** start EXTRACTED MATERIAL **
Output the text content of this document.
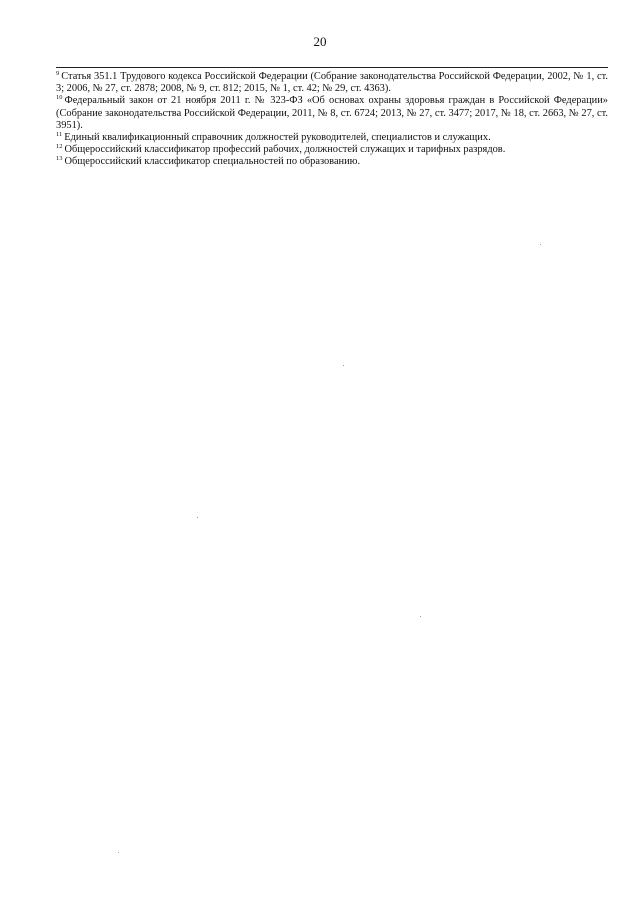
20

$^9$ Статья 351.1 Трудового кодекса Российской Федерации (Собрание законодательства Российской Федерации, 2002, № 1, ст. 3; 2006, № 27, ст. 2878; 2008, № 9, ст. 812; 2015, № 1, ст. 42; № 29, ст. 4363).

$^{10}$ Федеральный закон от 21 ноября 2011 г. № 323-ФЗ «Об основах охраны здоровья граждан в Российской Федерации» (Собрание законодательства Российской Федерации, 2011, № 8, ст. 6724; 2013, № 27, ст. 3477; 2017, № 18, ст. 2663, № 27, ст. 3951).

$^{11}$ Единый квалификационный справочник должностей руководителей, специалистов и служащих.

$^{12}$ Общероссийский классификатор профессий рабочих, должностей служащих и тарифных разрядов.

$^{13}$ Общероссийский классификатор специальностей по образованию.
** end EXTRACTED MATERIAL **
## AIM
Without the pictures, reproduce every line of the records above exactly.

## SOLUTION TO THE PROBLEM
Output the text content of this document.
20

$^9$ Статья 351.1 Трудового кодекса Российской Федерации (Собрание законодательства Российской Федерации, 2002, № 1, ст. 3; 2006, № 27, ст. 2878; 2008, № 9, ст. 812; 2015, № 1, ст. 42; № 29, ст. 4363).

$^{10}$ Федеральный закон от 21 ноября 2011 г. № 323-ФЗ «Об основах охраны здоровья граждан в Российской Федерации» (Собрание законодательства Российской Федерации, 2011, № 8, ст. 6724; 2013, № 27, ст. 3477; 2017, № 18, ст. 2663, № 27, ст. 3951).

$^{11}$ Единый квалификационный справочник должностей руководителей, специалистов и служащих.

$^{12}$ Общероссийский классификатор профессий рабочих, должностей служащих и тарифных разрядов.

$^{13}$ Общероссийский классификатор специальностей по образованию.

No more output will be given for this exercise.